> **Exercise details**: Filter the data for lines with the word "métal", then copy every line so identified.

☆ ☆ ☆ ☆ ☆

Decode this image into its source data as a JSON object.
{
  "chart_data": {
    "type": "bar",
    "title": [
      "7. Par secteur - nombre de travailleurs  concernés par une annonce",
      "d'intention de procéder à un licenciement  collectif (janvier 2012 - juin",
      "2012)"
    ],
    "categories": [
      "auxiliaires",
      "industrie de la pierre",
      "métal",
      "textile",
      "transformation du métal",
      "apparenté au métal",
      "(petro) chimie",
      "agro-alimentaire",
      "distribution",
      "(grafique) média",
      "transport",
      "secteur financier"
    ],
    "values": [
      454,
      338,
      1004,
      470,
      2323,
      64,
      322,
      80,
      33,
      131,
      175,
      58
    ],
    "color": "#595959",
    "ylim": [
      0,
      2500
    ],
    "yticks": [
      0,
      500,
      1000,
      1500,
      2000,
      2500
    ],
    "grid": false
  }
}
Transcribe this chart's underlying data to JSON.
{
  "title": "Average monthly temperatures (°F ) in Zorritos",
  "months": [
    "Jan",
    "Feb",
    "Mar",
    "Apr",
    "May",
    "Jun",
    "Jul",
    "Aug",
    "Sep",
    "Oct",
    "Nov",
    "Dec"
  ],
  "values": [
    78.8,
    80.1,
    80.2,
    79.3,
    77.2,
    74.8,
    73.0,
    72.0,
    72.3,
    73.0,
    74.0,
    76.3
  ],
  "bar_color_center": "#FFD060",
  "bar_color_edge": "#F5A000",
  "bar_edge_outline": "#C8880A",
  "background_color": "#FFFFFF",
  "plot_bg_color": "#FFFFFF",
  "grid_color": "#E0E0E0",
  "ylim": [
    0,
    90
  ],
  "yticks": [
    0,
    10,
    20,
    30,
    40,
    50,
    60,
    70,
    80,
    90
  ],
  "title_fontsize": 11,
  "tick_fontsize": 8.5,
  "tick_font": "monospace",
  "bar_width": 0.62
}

☆ ☆ ☆ ☆ ☆

> **Result of the exercise**:
      "métal",
      "transformation du métal",
      "apparenté au métal",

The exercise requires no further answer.